▸ Data entries
################
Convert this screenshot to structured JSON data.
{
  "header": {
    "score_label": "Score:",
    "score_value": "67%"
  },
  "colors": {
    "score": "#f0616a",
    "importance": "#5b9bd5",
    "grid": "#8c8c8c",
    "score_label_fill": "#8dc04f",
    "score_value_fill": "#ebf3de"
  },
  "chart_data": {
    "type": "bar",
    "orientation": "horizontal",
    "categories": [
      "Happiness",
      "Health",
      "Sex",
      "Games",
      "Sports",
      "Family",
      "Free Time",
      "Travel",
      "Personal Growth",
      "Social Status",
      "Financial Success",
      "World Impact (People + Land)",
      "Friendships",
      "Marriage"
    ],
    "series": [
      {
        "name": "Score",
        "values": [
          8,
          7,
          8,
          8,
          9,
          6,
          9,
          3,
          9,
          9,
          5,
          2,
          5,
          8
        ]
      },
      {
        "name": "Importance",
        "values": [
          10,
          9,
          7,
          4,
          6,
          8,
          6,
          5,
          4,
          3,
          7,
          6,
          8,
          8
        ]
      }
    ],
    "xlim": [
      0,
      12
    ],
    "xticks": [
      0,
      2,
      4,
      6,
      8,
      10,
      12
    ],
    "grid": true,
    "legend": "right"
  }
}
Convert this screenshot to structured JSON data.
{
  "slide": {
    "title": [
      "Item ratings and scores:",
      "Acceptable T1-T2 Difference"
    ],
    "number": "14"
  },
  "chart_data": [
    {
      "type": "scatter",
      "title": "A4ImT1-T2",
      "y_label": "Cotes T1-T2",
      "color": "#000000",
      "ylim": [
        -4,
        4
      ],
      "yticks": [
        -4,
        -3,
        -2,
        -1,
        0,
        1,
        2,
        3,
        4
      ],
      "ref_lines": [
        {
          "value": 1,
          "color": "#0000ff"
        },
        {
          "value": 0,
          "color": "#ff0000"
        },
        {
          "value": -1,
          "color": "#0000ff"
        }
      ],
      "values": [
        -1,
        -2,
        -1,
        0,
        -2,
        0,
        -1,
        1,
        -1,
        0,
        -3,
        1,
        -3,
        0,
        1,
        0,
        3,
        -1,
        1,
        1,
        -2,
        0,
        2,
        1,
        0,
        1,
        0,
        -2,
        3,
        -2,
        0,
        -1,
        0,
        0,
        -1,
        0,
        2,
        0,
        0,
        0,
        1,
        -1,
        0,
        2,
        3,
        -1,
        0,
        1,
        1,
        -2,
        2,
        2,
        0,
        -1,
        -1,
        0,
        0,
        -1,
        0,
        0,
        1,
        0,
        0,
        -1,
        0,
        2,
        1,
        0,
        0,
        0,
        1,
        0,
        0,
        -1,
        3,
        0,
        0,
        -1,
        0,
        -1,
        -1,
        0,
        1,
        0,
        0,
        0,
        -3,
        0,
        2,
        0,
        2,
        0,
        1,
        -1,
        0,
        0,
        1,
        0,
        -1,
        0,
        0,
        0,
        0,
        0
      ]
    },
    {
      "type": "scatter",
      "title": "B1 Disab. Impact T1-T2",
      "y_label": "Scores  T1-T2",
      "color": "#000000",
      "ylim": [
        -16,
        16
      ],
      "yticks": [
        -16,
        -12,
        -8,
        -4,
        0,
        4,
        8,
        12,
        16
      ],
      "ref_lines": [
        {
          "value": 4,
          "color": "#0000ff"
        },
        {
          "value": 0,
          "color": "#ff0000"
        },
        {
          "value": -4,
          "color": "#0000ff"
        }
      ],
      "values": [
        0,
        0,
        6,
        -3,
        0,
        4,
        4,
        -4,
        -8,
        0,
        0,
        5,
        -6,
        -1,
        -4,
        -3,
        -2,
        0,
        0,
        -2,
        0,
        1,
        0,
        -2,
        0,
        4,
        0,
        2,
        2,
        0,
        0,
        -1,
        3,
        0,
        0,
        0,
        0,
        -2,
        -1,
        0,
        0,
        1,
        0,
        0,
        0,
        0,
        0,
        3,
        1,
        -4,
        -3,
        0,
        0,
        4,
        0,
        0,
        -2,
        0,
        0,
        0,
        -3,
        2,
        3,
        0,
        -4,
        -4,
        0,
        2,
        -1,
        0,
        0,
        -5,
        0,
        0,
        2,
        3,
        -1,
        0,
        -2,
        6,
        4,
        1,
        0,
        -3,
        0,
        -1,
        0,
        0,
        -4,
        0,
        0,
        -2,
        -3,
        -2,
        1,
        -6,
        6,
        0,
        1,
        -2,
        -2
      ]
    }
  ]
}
################
▸ Requirements
Every entry should be output exactly as written, please.

▸ Task response
Convert this screenshot to structured JSON data.
{
  "header": {
    "score_label": "Score:",
    "score_value": "67%"
  },
  "colors": {
    "score": "#f0616a",
    "importance": "#5b9bd5",
    "grid": "#8c8c8c",
    "score_label_fill": "#8dc04f",
    "score_value_fill": "#ebf3de"
  },
  "chart_data": {
    "type": "bar",
    "orientation": "horizontal",
    "categories": [
      "Happiness",
      "Health",
      "Sex",
      "Games",
      "Sports",
      "Family",
      "Free Time",
      "Travel",
      "Personal Growth",
      "Social Status",
      "Financial Success",
      "World Impact (People + Land)",
      "Friendships",
      "Marriage"
    ],
    "series": [
      {
        "name": "Score",
        "values": [
          8,
          7,
          8,
          8,
          9,
          6,
          9,
          3,
          9,
          9,
          5,
          2,
          5,
          8
        ]
      },
      {
        "name": "Importance",
        "values": [
          10,
          9,
          7,
          4,
          6,
          8,
          6,
          5,
          4,
          3,
          7,
          6,
          8,
          8
        ]
      }
    ],
    "xlim": [
      0,
      12
    ],
    "xticks": [
      0,
      2,
      4,
      6,
      8,
      10,
      12
    ],
    "grid": true,
    "legend": "right"
  }
}
Convert this screenshot to structured JSON data.
{
  "slide": {
    "title": [
      "Item ratings and scores:",
      "Acceptable T1-T2 Difference"
    ],
    "number": "14"
  },
  "chart_data": [
    {
      "type": "scatter",
      "title": "A4ImT1-T2",
      "y_label": "Cotes T1-T2",
      "color": "#000000",
      "ylim": [
        -4,
        4
      ],
      "yticks": [
        -4,
        -3,
        -2,
        -1,
        0,
        1,
        2,
        3,
        4
      ],
      "ref_lines": [
        {
          "value": 1,
          "color": "#0000ff"
        },
        {
          "value": 0,
          "color": "#ff0000"
        },
        {
          "value": -1,
          "color": "#0000ff"
        }
      ],
      "values": [
        -1,
        -2,
        -1,
        0,
        -2,
        0,
        -1,
        1,
        -1,
        0,
        -3,
        1,
        -3,
        0,
        1,
        0,
        3,
        -1,
        1,
        1,
        -2,
        0,
        2,
        1,
        0,
        1,
        0,
        -2,
        3,
        -2,
        0,
        -1,
        0,
        0,
        -1,
        0,
        2,
        0,
        0,
        0,
        1,
        -1,
        0,
        2,
        3,
        -1,
        0,
        1,
        1,
        -2,
        2,
        2,
        0,
        -1,
        -1,
        0,
        0,
        -1,
        0,
        0,
        1,
        0,
        0,
        -1,
        0,
        2,
        1,
        0,
        0,
        0,
        1,
        0,
        0,
        -1,
        3,
        0,
        0,
        -1,
        0,
        -1,
        -1,
        0,
        1,
        0,
        0,
        0,
        -3,
        0,
        2,
        0,
        2,
        0,
        1,
        -1,
        0,
        0,
        1,
        0,
        -1,
        0,
        0,
        0,
        0,
        0
      ]
    },
    {
      "type": "scatter",
      "title": "B1 Disab. Impact T1-T2",
      "y_label": "Scores  T1-T2",
      "color": "#000000",
      "ylim": [
        -16,
        16
      ],
      "yticks": [
        -16,
        -12,
        -8,
        -4,
        0,
        4,
        8,
        12,
        16
      ],
      "ref_lines": [
        {
          "value": 4,
          "color": "#0000ff"
        },
        {
          "value": 0,
          "color": "#ff0000"
        },
        {
          "value": -4,
          "color": "#0000ff"
        }
      ],
      "values": [
        0,
        0,
        6,
        -3,
        0,
        4,
        4,
        -4,
        -8,
        0,
        0,
        5,
        -6,
        -1,
        -4,
        -3,
        -2,
        0,
        0,
        -2,
        0,
        1,
        0,
        -2,
        0,
        4,
        0,
        2,
        2,
        0,
        0,
        -1,
        3,
        0,
        0,
        0,
        0,
        -2,
        -1,
        0,
        0,
        1,
        0,
        0,
        0,
        0,
        0,
        3,
        1,
        -4,
        -3,
        0,
        0,
        4,
        0,
        0,
        -2,
        0,
        0,
        0,
        -3,
        2,
        3,
        0,
        -4,
        -4,
        0,
        2,
        -1,
        0,
        0,
        -5,
        0,
        0,
        2,
        3,
        -1,
        0,
        -2,
        6,
        4,
        1,
        0,
        -3,
        0,
        -1,
        0,
        0,
        -4,
        0,
        0,
        -2,
        -3,
        -2,
        1,
        -6,
        6,
        0,
        1,
        -2,
        -2
      ]
    }
  ]
}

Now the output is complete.